• _EXERCISE BRIEF_
Type out the material below exactly.

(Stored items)
**********
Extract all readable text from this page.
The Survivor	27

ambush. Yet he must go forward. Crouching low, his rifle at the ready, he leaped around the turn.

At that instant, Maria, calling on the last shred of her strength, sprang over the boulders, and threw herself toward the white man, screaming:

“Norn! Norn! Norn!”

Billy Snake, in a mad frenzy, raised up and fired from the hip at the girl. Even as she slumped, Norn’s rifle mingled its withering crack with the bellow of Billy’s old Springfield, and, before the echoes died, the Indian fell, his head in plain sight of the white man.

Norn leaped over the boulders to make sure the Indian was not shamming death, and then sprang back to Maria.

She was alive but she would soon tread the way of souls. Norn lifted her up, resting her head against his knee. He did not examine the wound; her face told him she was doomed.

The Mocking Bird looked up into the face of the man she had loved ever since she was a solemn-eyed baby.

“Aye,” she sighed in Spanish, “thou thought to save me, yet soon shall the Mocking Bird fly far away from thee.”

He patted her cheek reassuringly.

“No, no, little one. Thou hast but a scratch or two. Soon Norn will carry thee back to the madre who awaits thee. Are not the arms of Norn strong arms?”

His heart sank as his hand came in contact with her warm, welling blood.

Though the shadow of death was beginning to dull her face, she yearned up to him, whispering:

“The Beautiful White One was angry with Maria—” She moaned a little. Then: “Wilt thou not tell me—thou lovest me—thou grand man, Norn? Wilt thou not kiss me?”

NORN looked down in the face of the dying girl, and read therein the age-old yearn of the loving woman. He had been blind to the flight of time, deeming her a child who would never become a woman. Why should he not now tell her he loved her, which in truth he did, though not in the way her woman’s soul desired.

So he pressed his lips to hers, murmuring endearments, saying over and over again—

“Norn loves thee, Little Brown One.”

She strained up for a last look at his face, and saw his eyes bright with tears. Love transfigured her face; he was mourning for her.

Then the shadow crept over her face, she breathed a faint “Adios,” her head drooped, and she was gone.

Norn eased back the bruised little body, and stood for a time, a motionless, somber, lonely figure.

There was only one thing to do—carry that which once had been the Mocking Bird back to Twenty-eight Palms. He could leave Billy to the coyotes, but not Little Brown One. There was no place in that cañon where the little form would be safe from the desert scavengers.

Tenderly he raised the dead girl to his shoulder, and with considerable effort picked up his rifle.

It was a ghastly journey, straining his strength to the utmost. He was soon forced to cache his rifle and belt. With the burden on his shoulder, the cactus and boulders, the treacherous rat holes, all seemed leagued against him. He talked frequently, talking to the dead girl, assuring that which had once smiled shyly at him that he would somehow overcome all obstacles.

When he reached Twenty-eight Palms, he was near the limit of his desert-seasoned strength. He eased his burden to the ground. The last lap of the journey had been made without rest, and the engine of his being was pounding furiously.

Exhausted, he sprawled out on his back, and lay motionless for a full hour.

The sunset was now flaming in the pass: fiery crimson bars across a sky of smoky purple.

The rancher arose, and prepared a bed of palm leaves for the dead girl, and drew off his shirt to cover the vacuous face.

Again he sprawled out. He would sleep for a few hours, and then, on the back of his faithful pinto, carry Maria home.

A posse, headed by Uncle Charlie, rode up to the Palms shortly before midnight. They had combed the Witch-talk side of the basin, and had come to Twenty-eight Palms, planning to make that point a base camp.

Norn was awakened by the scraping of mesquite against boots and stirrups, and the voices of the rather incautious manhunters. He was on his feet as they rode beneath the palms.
**********
• _CORRECT OUTPUT_
Extract all readable text from this page.
The Survivor	27

ambush. Yet he must go forward. Crouching low, his rifle at the ready, he leaped around the turn.

At that instant, Maria, calling on the last shred of her strength, sprang over the boulders, and threw herself toward the white man, screaming:

“Norn! Norn! Norn!”

Billy Snake, in a mad frenzy, raised up and fired from the hip at the girl. Even as she slumped, Norn’s rifle mingled its withering crack with the bellow of Billy’s old Springfield, and, before the echoes died, the Indian fell, his head in plain sight of the white man.

Norn leaped over the boulders to make sure the Indian was not shamming death, and then sprang back to Maria.

She was alive but she would soon tread the way of souls. Norn lifted her up, resting her head against his knee. He did not examine the wound; her face told him she was doomed.

The Mocking Bird looked up into the face of the man she had loved ever since she was a solemn-eyed baby.

“Aye,” she sighed in Spanish, “thou thought to save me, yet soon shall the Mocking Bird fly far away from thee.”

He patted her cheek reassuringly.

“No, no, little one. Thou hast but a scratch or two. Soon Norn will carry thee back to the madre who awaits thee. Are not the arms of Norn strong arms?”

His heart sank as his hand came in contact with her warm, welling blood.

Though the shadow of death was beginning to dull her face, she yearned up to him, whispering:

“The Beautiful White One was angry with Maria—” She moaned a little. Then: “Wilt thou not tell me—thou lovest me—thou grand man, Norn? Wilt thou not kiss me?”

NORN looked down in the face of the dying girl, and read therein the age-old yearn of the loving woman. He had been blind to the flight of time, deeming her a child who would never become a woman. Why should he not now tell her he loved her, which in truth he did, though not in the way her woman’s soul desired.

So he pressed his lips to hers, murmuring endearments, saying over and over again—

“Norn loves thee, Little Brown One.”

She strained up for a last look at his face, and saw his eyes bright with tears. Love transfigured her face; he was mourning for her.

Then the shadow crept over her face, she breathed a faint “Adios,” her head drooped, and she was gone.

Norn eased back the bruised little body, and stood for a time, a motionless, somber, lonely figure.

There was only one thing to do—carry that which once had been the Mocking Bird back to Twenty-eight Palms. He could leave Billy to the coyotes, but not Little Brown One. There was no place in that cañon where the little form would be safe from the desert scavengers.

Tenderly he raised the dead girl to his shoulder, and with considerable effort picked up his rifle.

It was a ghastly journey, straining his strength to the utmost. He was soon forced to cache his rifle and belt. With the burden on his shoulder, the cactus and boulders, the treacherous rat holes, all seemed leagued against him. He talked frequently, talking to the dead girl, assuring that which had once smiled shyly at him that he would somehow overcome all obstacles.

When he reached Twenty-eight Palms, he was near the limit of his desert-seasoned strength. He eased his burden to the ground. The last lap of the journey had been made without rest, and the engine of his being was pounding furiously.

Exhausted, he sprawled out on his back, and lay motionless for a full hour.

The sunset was now flaming in the pass: fiery crimson bars across a sky of smoky purple.

The rancher arose, and prepared a bed of palm leaves for the dead girl, and drew off his shirt to cover the vacuous face.

Again he sprawled out. He would sleep for a few hours, and then, on the back of his faithful pinto, carry Maria home.

A posse, headed by Uncle Charlie, rode up to the Palms shortly before midnight. They had combed the Witch-talk side of the basin, and had come to Twenty-eight Palms, planning to make that point a base camp.

Norn was awakened by the scraping of mesquite against boots and stirrups, and the voices of the rather incautious manhunters. He was on his feet as they rode beneath the palms.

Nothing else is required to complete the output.